[Challenge]
Isolate every line in the data with the string "JSON" and copy it.

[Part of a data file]
——

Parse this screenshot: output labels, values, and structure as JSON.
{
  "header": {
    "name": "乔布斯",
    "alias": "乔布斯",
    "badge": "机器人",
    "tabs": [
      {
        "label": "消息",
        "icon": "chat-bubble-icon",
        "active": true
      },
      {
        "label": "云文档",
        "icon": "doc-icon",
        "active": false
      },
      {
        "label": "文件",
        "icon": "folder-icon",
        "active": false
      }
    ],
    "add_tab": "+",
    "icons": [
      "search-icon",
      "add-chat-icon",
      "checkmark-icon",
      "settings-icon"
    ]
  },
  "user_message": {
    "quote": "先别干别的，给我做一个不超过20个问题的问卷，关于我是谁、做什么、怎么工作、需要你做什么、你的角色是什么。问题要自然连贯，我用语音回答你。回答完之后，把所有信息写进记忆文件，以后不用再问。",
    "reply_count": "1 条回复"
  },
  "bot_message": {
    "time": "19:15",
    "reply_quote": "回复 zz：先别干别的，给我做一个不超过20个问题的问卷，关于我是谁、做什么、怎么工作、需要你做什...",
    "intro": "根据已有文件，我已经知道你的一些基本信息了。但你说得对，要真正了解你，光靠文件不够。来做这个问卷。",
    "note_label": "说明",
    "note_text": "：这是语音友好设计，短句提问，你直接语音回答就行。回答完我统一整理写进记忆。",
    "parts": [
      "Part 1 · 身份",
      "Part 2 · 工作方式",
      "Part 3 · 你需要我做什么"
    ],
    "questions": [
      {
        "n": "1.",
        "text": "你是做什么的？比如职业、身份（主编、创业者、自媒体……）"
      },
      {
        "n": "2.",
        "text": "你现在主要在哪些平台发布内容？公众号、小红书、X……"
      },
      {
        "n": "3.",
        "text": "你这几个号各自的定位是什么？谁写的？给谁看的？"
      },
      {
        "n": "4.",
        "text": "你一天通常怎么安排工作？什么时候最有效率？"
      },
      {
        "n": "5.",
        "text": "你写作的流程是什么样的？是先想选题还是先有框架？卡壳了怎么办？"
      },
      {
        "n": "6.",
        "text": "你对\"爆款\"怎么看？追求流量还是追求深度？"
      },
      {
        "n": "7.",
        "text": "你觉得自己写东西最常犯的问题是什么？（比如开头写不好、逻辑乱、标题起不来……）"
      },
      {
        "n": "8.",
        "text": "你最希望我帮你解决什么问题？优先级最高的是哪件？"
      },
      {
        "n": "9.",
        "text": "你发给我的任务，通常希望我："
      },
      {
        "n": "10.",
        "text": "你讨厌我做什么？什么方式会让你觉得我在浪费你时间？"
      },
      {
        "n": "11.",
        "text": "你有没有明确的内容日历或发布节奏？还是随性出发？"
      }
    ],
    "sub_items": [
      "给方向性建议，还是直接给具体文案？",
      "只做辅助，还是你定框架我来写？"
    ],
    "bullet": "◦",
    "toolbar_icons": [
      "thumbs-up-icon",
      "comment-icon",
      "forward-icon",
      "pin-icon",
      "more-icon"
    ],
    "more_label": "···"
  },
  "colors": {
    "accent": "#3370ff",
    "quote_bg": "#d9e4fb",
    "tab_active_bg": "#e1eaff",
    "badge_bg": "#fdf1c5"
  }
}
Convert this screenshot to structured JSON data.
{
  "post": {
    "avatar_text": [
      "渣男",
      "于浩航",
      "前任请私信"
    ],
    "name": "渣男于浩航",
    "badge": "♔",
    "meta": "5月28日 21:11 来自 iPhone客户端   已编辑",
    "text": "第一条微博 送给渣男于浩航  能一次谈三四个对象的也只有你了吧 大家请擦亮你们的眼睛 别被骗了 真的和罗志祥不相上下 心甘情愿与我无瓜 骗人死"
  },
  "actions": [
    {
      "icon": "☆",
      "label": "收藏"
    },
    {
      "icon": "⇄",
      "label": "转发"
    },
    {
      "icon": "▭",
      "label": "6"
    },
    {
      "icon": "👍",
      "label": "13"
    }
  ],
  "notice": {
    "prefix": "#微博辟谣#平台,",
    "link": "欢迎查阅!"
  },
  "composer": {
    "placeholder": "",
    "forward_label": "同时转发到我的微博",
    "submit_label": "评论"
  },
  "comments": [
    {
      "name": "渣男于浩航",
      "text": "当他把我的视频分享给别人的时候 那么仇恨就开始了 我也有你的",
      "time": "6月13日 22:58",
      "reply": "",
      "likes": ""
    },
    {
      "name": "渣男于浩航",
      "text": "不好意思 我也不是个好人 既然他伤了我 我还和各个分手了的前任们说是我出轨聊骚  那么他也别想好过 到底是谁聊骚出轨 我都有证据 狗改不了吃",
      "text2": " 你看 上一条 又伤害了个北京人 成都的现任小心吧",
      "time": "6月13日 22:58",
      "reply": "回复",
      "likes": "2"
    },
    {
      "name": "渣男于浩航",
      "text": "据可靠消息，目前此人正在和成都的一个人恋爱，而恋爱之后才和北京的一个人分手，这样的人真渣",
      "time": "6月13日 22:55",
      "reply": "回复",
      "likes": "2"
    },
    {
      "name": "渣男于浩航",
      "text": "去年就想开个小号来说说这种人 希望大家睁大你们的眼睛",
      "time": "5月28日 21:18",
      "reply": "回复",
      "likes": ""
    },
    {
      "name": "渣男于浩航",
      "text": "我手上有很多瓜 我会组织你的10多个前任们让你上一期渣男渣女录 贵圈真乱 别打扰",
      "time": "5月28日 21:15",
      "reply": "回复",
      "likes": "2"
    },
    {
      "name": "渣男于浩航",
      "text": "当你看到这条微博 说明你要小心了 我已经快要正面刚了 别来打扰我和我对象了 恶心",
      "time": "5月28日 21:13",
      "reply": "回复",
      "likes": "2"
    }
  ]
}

——

[The answer]
Parse this screenshot: output labels, values, and structure as JSON.
Convert this screenshot to structured JSON data.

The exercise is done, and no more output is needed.